PASSAGE PROVIDED:
== Segment start ==

Utah economy continues to expand while also decreasing unemployment – Cache Valley Daily

FILE PHOTO: Image by Ronald Carreño from Pixabay

LOGAN – The number of jobs added to Utah’s economy continues to grow while the state’s unemployment claims continue to drop. According to Utah’s Department of Workforce Services employment summary for May 2022, which was released just last week, Utah’s nonfarm payroll has increased 3.5% over the past 12 months adding a cumulative 55,500 jobs since May 2021.

Over the last year Cache County exceeded Utah’s average by seeing a 3.8% increase in jobs. Box Elder County also saw an increase in its labor force, by 2.4%. Utah’s economy, overall, remains as one of the nation’s strongest.

Statewide, eight of Utah’s ten major private-sector industry groups posted net year-over-year job gains, led by Trade, Transportation, Utilities (11,100 jobs); Leisure & Hospitality (10,800 jobs); Construction (8,100 jobs); and Education and Health Services (7,500 jobs). The two with job contractions are Professional and Business Services (-500 jobs); and Financial Activities (-400).

== Segment end ==

EXPLORE THE MATERIAL:
1. From the Utah jobs article, extract the part that opens with the words containing "Utah economy continues" and closes with "since May 2021.".
2. For each statement, say yes or no to whether it agrees with the Utah jobs article, and quote the article's words that decide it. (a) Cache County's job growth over the last year was higher than Utah's average. (b) All ten of Utah's major private-sector industry groups posted net year-over-year job gains. (c) Construction added more jobs than Leisure & Hospitality.

DATASET RECORDS:

== Segment start ==

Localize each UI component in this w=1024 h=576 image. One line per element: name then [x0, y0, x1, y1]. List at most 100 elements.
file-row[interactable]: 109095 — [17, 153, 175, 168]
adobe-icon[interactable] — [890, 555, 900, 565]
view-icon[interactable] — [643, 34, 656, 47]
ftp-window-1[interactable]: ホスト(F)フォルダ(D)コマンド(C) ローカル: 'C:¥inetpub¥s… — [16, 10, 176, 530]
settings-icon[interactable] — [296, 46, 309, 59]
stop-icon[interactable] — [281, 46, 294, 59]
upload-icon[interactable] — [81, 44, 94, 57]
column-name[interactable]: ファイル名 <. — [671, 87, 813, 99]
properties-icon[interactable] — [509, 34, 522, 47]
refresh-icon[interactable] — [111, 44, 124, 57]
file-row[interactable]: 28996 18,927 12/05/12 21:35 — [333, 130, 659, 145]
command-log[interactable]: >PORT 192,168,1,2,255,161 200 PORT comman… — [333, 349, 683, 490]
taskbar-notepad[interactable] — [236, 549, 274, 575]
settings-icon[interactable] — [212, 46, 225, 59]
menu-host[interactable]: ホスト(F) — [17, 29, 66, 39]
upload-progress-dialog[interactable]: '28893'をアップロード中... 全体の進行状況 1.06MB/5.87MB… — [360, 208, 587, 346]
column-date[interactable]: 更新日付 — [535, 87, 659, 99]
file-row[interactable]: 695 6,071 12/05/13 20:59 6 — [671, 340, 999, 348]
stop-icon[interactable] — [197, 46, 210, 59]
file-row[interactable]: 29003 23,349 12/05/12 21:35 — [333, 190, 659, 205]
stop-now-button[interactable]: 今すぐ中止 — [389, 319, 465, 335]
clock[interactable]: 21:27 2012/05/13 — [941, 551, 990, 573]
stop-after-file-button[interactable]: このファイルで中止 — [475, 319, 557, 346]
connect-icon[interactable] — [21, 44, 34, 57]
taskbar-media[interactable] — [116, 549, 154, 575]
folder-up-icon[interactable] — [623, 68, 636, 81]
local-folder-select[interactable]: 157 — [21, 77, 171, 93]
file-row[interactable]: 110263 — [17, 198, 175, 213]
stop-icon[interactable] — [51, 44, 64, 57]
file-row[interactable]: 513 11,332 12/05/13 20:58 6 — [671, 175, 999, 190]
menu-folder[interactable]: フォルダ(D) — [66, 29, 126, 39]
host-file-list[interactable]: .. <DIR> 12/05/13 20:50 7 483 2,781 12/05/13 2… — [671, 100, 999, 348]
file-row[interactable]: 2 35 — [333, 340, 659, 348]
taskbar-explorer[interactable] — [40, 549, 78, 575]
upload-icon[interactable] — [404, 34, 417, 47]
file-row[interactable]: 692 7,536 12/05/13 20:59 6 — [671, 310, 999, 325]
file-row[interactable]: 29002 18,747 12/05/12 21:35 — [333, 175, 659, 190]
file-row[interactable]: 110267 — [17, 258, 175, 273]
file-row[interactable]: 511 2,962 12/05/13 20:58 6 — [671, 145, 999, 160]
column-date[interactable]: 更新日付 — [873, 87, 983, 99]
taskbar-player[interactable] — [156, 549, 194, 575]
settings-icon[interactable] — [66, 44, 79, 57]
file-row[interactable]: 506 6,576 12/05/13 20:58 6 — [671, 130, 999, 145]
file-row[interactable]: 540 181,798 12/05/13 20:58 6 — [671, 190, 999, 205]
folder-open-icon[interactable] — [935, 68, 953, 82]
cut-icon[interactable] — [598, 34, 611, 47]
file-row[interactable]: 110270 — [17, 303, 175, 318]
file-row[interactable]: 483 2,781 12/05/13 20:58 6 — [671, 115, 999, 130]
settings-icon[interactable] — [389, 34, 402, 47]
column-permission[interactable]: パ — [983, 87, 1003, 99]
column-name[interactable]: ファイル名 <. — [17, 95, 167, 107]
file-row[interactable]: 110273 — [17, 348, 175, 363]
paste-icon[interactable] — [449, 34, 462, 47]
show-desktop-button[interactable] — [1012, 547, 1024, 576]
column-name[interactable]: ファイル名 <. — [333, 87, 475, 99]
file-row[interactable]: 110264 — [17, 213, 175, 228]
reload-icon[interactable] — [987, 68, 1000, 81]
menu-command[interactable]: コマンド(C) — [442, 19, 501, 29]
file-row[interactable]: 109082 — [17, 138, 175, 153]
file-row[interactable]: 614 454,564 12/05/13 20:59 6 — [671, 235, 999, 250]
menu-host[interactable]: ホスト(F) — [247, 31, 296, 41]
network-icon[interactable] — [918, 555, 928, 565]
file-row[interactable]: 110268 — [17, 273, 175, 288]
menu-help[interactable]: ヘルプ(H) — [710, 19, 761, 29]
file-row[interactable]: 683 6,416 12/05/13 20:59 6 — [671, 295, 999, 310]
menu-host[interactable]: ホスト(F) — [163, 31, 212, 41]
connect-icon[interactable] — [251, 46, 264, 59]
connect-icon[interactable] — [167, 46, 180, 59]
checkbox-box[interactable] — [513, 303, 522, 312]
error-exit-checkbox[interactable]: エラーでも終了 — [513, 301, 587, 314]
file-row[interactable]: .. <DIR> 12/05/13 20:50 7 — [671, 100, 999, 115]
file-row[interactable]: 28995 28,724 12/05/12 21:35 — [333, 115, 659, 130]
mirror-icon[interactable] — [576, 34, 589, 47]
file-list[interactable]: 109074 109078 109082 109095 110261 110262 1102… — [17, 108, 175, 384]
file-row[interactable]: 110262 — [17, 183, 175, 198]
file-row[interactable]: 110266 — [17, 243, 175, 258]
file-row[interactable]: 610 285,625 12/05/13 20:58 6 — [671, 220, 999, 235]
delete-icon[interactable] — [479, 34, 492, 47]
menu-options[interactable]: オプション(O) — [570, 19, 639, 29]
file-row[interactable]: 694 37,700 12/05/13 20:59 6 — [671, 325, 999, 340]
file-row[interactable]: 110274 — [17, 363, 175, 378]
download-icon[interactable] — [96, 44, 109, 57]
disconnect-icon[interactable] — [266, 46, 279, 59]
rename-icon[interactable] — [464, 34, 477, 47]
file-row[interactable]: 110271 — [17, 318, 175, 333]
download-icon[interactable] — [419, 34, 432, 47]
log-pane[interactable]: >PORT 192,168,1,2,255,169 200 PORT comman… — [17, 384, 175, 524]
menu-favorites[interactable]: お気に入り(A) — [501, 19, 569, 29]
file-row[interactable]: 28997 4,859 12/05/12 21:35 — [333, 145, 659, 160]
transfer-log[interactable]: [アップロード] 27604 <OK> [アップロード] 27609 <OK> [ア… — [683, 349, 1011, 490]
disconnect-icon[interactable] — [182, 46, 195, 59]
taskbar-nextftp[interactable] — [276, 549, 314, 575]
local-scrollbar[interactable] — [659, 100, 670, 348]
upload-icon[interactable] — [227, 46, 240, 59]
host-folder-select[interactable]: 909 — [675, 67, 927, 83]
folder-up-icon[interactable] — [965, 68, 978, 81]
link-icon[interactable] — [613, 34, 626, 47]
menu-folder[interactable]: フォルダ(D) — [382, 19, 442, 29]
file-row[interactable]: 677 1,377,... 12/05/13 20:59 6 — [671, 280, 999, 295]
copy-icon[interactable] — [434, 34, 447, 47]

== Segment end ==

EXERCISE ANSWERS:
1.
Utah economy continues to expand while also decreasing unemployment – Cache Valley Daily

FILE PHOTO: Image by Ronald Carreño from Pixabay

LOGAN – The number of jobs added to Utah’s economy continues to grow while the state’s unemployment claims continue to drop. According to Utah’s Department of Workforce Services employment summary for May 2022, which was released just last week, Utah’s nonfarm payroll has increased 3.5% over the past 12 months adding a cumulative 55,500 jobs since May 2021.

2.
(a) Yes: "Over the last year Cache County exceeded Utah’s average by seeing a 3.8% increase in jobs."
(b) No: "eight of Utah’s ten major private-sector industry groups posted net year-over-year job gains"
(c) No: "Leisure & Hospitality (10,800 jobs); Construction (8,100 jobs)"